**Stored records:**
[Begin]
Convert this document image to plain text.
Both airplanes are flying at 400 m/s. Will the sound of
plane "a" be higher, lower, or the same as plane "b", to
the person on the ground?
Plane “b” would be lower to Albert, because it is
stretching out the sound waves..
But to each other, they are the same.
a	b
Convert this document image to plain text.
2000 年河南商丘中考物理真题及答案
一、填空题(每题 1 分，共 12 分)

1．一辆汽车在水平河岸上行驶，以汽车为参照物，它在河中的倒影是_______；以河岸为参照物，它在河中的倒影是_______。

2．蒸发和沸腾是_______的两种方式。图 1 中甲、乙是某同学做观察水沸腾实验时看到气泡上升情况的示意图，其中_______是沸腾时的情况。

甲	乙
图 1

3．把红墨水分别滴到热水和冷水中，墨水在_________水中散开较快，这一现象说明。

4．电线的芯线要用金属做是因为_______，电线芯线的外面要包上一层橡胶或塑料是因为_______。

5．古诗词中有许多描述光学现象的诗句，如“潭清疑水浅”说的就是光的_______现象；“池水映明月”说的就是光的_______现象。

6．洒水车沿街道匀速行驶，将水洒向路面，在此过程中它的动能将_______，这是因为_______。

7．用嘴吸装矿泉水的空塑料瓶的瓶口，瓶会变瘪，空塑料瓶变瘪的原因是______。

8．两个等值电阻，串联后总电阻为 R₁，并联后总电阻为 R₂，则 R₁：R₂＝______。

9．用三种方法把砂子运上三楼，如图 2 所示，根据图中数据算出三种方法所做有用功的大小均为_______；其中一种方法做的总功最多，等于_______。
[End]
**Brief:**
All of the material above needs to be copied exactly.

**Expected answer:**
Convert this document image to plain text.
Both airplanes are flying at 400 m/s. Will the sound of
plane "a" be higher, lower, or the same as plane "b", to
the person on the ground?
Plane “b” would be lower to Albert, because it is
stretching out the sound waves..
But to each other, they are the same.
a	b
Convert this document image to plain text.
2000 年河南商丘中考物理真题及答案
一、填空题(每题 1 分，共 12 分)

1．一辆汽车在水平河岸上行驶，以汽车为参照物，它在河中的倒影是_______；以河岸为参照物，它在河中的倒影是_______。

2．蒸发和沸腾是_______的两种方式。图 1 中甲、乙是某同学做观察水沸腾实验时看到气泡上升情况的示意图，其中_______是沸腾时的情况。

甲	乙
图 1

3．把红墨水分别滴到热水和冷水中，墨水在_________水中散开较快，这一现象说明。

4．电线的芯线要用金属做是因为_______，电线芯线的外面要包上一层橡胶或塑料是因为_______。

5．古诗词中有许多描述光学现象的诗句，如“潭清疑水浅”说的就是光的_______现象；“池水映明月”说的就是光的_______现象。

6．洒水车沿街道匀速行驶，将水洒向路面，在此过程中它的动能将_______，这是因为_______。

7．用嘴吸装矿泉水的空塑料瓶的瓶口，瓶会变瘪，空塑料瓶变瘪的原因是______。

8．两个等值电阻，串联后总电阻为 R₁，并联后总电阻为 R₂，则 R₁：R₂＝______。

9．用三种方法把砂子运上三楼，如图 2 所示，根据图中数据算出三种方法所做有用功的大小均为_______；其中一种方法做的总功最多，等于_______。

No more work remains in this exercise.